Omit the pictures, please, and give each record below again exactly.

== RECORDS

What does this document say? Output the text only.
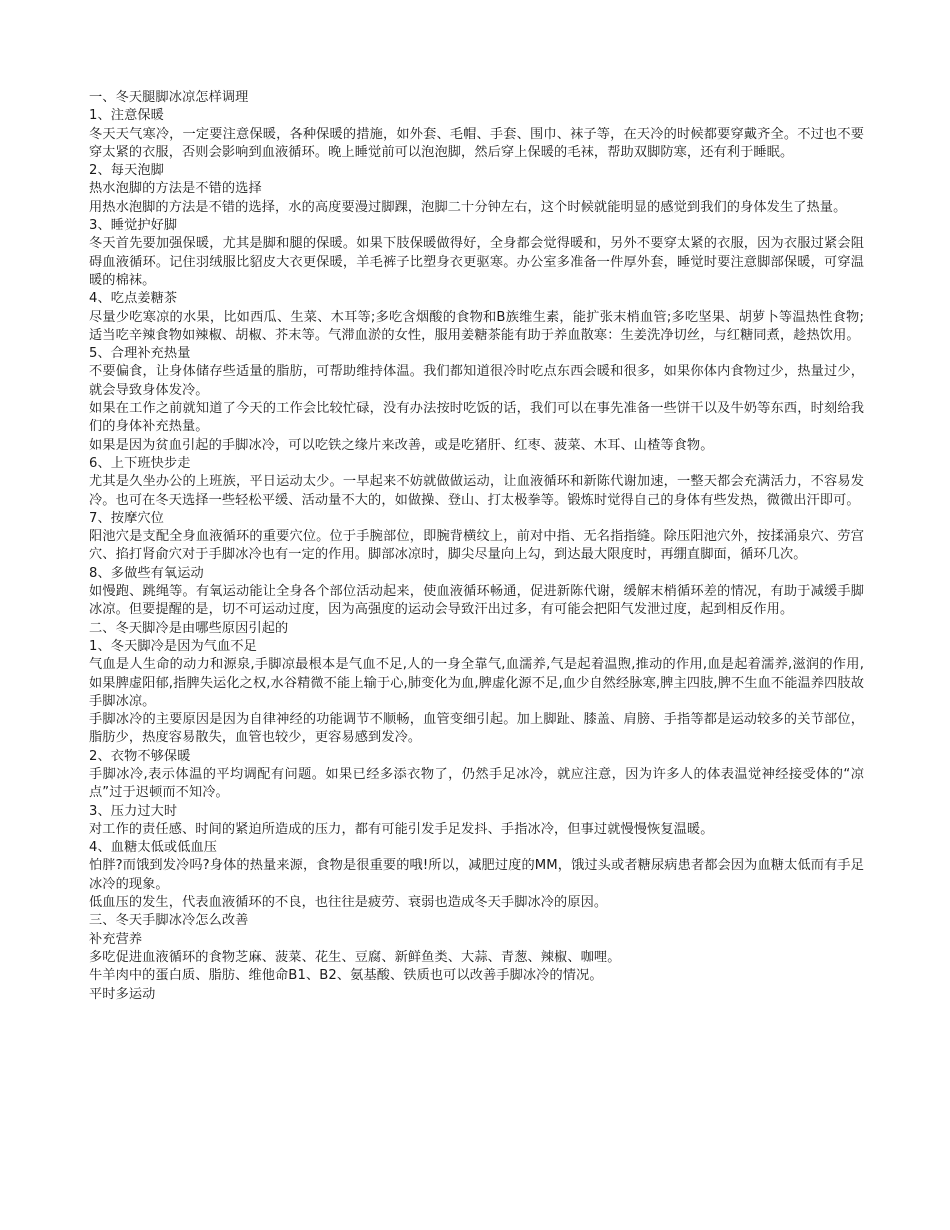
一、冬天腿脚冰凉怎样调理
1、注意保暖
冬天天气寒冷，一定要注意保暖，各种保暖的措施，如外套、毛帽、手套、围巾、袜子等，在天冷的时候都要穿戴齐全。不过也不要穿太紧的衣服，否则会影响到血液循环。晚上睡觉前可以泡泡脚，然后穿上保暖的毛袜，帮助双脚防寒，还有利于睡眠。
2、每天泡脚
热水泡脚的方法是不错的选择
用热水泡脚的方法是不错的选择，水的高度要漫过脚踝，泡脚二十分钟左右，这个时候就能明显的感觉到我们的身体发生了热量。
3、睡觉护好脚
冬天首先要加强保暖，尤其是脚和腿的保暖。如果下肢保暖做得好，全身都会觉得暖和，另外不要穿太紧的衣服，因为衣服过紧会阻碍血液循环。记住羽绒服比貂皮大衣更保暖，羊毛裤子比塑身衣更驱寒。办公室多准备一件厚外套，睡觉时要注意脚部保暖，可穿温暖的棉袜。
4、吃点姜糖茶
尽量少吃寒凉的水果，比如西瓜、生菜、木耳等;多吃含烟酸的食物和B族维生素，能扩张末梢血管;多吃坚果、胡萝卜等温热性食物;适当吃辛辣食物如辣椒、胡椒、芥末等。气滞血淤的女性，服用姜糖茶能有助于养血散寒：生姜洗净切丝，与红糖同煮，趁热饮用。
5、合理补充热量
不要偏食，让身体储存些适量的脂肪，可帮助维持体温。我们都知道很冷时吃点东西会暖和很多，如果你体内食物过少，热量过少，就会导致身体发冷。
如果在工作之前就知道了今天的工作会比较忙碌，没有办法按时吃饭的话，我们可以在事先准备一些饼干以及牛奶等东西，时刻给我们的身体补充热量。
如果是因为贫血引起的手脚冰冷，可以吃铁之缘片来改善，或是吃猪肝、红枣、菠菜、木耳、山楂等食物。
6、上下班快步走
尤其是久坐办公的上班族，平日运动太少。一早起来不妨就做做运动，让血液循环和新陈代谢加速，一整天都会充满活力，不容易发冷。也可在冬天选择一些轻松平缓、活动量不大的，如做操、登山、打太极拳等。锻炼时觉得自己的身体有些发热，微微出汗即可。
7、按摩穴位
阳池穴是支配全身血液循环的重要穴位。位于手腕部位，即腕背横纹上，前对中指、无名指指缝。除压阳池穴外，按揉涌泉穴、劳宫穴、掐打肾俞穴对于手脚冰冷也有一定的作用。脚部冰凉时，脚尖尽量向上勾，到达最大限度时，再绷直脚面，循环几次。
8、多做些有氧运动
如慢跑、跳绳等。有氧运动能让全身各个部位活动起来，使血液循环畅通，促进新陈代谢，缓解末梢循环差的情况，有助于减缓手脚冰凉。但要提醒的是，切不可运动过度，因为高强度的运动会导致汗出过多，有可能会把阳气发泄过度，起到相反作用。
二、冬天脚冷是由哪些原因引起的
1、冬天脚冷是因为气血不足
气血是人生命的动力和源泉,手脚凉最根本是气血不足,人的一身全靠气,血濡养,气是起着温煦,推动的作用,血是起着濡养,滋润的作用,如果脾虚阳郁,指脾失运化之权,水谷精微不能上输于心,肺变化为血,脾虚化源不足,血少自然经脉寒,脾主四肢,脾不生血不能温养四肢故手脚冰凉。
手脚冰冷的主要原因是因为自律神经的功能调节不顺畅，血管变细引起。加上脚趾、膝盖、肩膀、手指等都是运动较多的关节部位，脂肪少，热度容易散失，血管也较少，更容易感到发冷。
2、衣物不够保暖
手脚冰冷,表示体温的平均调配有问题。如果已经多添衣物了，仍然手足冰冷，就应注意，因为许多人的体表温觉神经接受体的“凉点”过于迟顿而不知冷。
3、压力过大时
对工作的责任感、时间的紧迫所造成的压力，都有可能引发手足发抖、手指冰冷，但事过就慢慢恢复温暖。
4、血糖太低或低血压
怕胖?而饿到发冷吗?身体的热量来源，食物是很重要的哦!所以，减肥过度的MM，饿过头或者糖尿病患者都会因为血糖太低而有手足冰冷的现象。
低血压的发生，代表血液循环的不良，也往往是疲劳、衰弱也造成冬天手脚冰冷的原因。
三、冬天手脚冰冷怎么改善
补充营养
多吃促进血液循环的食物芝麻、菠菜、花生、豆腐、新鲜鱼类、大蒜、青葱、辣椒、咖哩。
牛羊肉中的蛋白质、脂肪、维他命B1、B2、氨基酸、铁质也可以改善手脚冰冷的情况。
平时多运动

====

> [EXERCISE SOLUTION]:
What does this document say? Output the text only.
一、冬天腿脚冰凉怎样调理
1、注意保暖
冬天天气寒冷，一定要注意保暖，各种保暖的措施，如外套、毛帽、手套、围巾、袜子等，在天冷的时候都要穿戴齐全。不过也不要穿太紧的衣服，否则会影响到血液循环。晚上睡觉前可以泡泡脚，然后穿上保暖的毛袜，帮助双脚防寒，还有利于睡眠。
2、每天泡脚
热水泡脚的方法是不错的选择
用热水泡脚的方法是不错的选择，水的高度要漫过脚踝，泡脚二十分钟左右，这个时候就能明显的感觉到我们的身体发生了热量。
3、睡觉护好脚
冬天首先要加强保暖，尤其是脚和腿的保暖。如果下肢保暖做得好，全身都会觉得暖和，另外不要穿太紧的衣服，因为衣服过紧会阻碍血液循环。记住羽绒服比貂皮大衣更保暖，羊毛裤子比塑身衣更驱寒。办公室多准备一件厚外套，睡觉时要注意脚部保暖，可穿温暖的棉袜。
4、吃点姜糖茶
尽量少吃寒凉的水果，比如西瓜、生菜、木耳等;多吃含烟酸的食物和B族维生素，能扩张末梢血管;多吃坚果、胡萝卜等温热性食物;适当吃辛辣食物如辣椒、胡椒、芥末等。气滞血淤的女性，服用姜糖茶能有助于养血散寒：生姜洗净切丝，与红糖同煮，趁热饮用。
5、合理补充热量
不要偏食，让身体储存些适量的脂肪，可帮助维持体温。我们都知道很冷时吃点东西会暖和很多，如果你体内食物过少，热量过少，就会导致身体发冷。
如果在工作之前就知道了今天的工作会比较忙碌，没有办法按时吃饭的话，我们可以在事先准备一些饼干以及牛奶等东西，时刻给我们的身体补充热量。
如果是因为贫血引起的手脚冰冷，可以吃铁之缘片来改善，或是吃猪肝、红枣、菠菜、木耳、山楂等食物。
6、上下班快步走
尤其是久坐办公的上班族，平日运动太少。一早起来不妨就做做运动，让血液循环和新陈代谢加速，一整天都会充满活力，不容易发冷。也可在冬天选择一些轻松平缓、活动量不大的，如做操、登山、打太极拳等。锻炼时觉得自己的身体有些发热，微微出汗即可。
7、按摩穴位
阳池穴是支配全身血液循环的重要穴位。位于手腕部位，即腕背横纹上，前对中指、无名指指缝。除压阳池穴外，按揉涌泉穴、劳宫穴、掐打肾俞穴对于手脚冰冷也有一定的作用。脚部冰凉时，脚尖尽量向上勾，到达最大限度时，再绷直脚面，循环几次。
8、多做些有氧运动
如慢跑、跳绳等。有氧运动能让全身各个部位活动起来，使血液循环畅通，促进新陈代谢，缓解末梢循环差的情况，有助于减缓手脚冰凉。但要提醒的是，切不可运动过度，因为高强度的运动会导致汗出过多，有可能会把阳气发泄过度，起到相反作用。
二、冬天脚冷是由哪些原因引起的
1、冬天脚冷是因为气血不足
气血是人生命的动力和源泉,手脚凉最根本是气血不足,人的一身全靠气,血濡养,气是起着温煦,推动的作用,血是起着濡养,滋润的作用,如果脾虚阳郁,指脾失运化之权,水谷精微不能上输于心,肺变化为血,脾虚化源不足,血少自然经脉寒,脾主四肢,脾不生血不能温养四肢故手脚冰凉。
手脚冰冷的主要原因是因为自律神经的功能调节不顺畅，血管变细引起。加上脚趾、膝盖、肩膀、手指等都是运动较多的关节部位，脂肪少，热度容易散失，血管也较少，更容易感到发冷。
2、衣物不够保暖
手脚冰冷,表示体温的平均调配有问题。如果已经多添衣物了，仍然手足冰冷，就应注意，因为许多人的体表温觉神经接受体的“凉点”过于迟顿而不知冷。
3、压力过大时
对工作的责任感、时间的紧迫所造成的压力，都有可能引发手足发抖、手指冰冷，但事过就慢慢恢复温暖。
4、血糖太低或低血压
怕胖?而饿到发冷吗?身体的热量来源，食物是很重要的哦!所以，减肥过度的MM，饿过头或者糖尿病患者都会因为血糖太低而有手足冰冷的现象。
低血压的发生，代表血液循环的不良，也往往是疲劳、衰弱也造成冬天手脚冰冷的原因。
三、冬天手脚冰冷怎么改善
补充营养
多吃促进血液循环的食物芝麻、菠菜、花生、豆腐、新鲜鱼类、大蒜、青葱、辣椒、咖哩。
牛羊肉中的蛋白质、脂肪、维他命B1、B2、氨基酸、铁质也可以改善手脚冰冷的情况。
平时多运动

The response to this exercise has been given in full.